» **Objective**
Below are records. Copy every line with "JSON" in it.

* START *

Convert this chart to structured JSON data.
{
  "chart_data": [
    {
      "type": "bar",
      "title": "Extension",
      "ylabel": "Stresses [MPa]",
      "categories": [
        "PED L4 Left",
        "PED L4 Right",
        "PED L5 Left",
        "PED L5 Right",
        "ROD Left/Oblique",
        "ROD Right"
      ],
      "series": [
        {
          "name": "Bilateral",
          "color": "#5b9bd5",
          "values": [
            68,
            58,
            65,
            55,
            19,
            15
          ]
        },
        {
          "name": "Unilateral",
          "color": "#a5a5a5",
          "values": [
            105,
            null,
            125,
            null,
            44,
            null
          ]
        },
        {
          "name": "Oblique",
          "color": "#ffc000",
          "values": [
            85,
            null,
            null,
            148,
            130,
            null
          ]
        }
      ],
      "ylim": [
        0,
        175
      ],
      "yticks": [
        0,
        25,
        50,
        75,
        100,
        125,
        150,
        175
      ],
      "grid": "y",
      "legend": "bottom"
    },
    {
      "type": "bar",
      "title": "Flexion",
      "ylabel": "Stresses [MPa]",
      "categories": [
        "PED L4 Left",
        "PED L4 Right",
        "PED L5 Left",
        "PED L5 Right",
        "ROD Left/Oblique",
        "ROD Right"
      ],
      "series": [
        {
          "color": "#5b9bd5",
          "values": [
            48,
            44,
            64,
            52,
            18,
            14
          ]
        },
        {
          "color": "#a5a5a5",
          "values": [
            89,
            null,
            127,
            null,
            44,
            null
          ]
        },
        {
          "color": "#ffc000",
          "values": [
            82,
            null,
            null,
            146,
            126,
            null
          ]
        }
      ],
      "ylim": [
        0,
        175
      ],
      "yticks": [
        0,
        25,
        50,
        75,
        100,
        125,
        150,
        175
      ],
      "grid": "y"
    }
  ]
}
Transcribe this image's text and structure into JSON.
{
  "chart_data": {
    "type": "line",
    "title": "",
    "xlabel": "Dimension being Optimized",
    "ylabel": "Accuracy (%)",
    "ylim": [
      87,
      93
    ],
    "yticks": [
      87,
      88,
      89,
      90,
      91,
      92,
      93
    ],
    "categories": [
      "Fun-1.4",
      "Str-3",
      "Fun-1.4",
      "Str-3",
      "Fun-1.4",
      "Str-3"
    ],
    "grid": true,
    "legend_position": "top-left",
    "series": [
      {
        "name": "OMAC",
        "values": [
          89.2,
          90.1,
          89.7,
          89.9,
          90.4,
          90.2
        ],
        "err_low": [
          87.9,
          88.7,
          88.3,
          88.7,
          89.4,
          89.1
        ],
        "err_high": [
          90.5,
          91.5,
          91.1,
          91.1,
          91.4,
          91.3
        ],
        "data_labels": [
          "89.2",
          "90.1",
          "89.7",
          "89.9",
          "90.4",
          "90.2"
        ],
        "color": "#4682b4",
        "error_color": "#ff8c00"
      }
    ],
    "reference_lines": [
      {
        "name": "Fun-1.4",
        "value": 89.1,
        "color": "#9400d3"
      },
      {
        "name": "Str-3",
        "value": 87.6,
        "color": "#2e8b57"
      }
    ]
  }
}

* END *

» **Result below**
Convert this chart to structured JSON data.
Transcribe this image's text and structure into JSON.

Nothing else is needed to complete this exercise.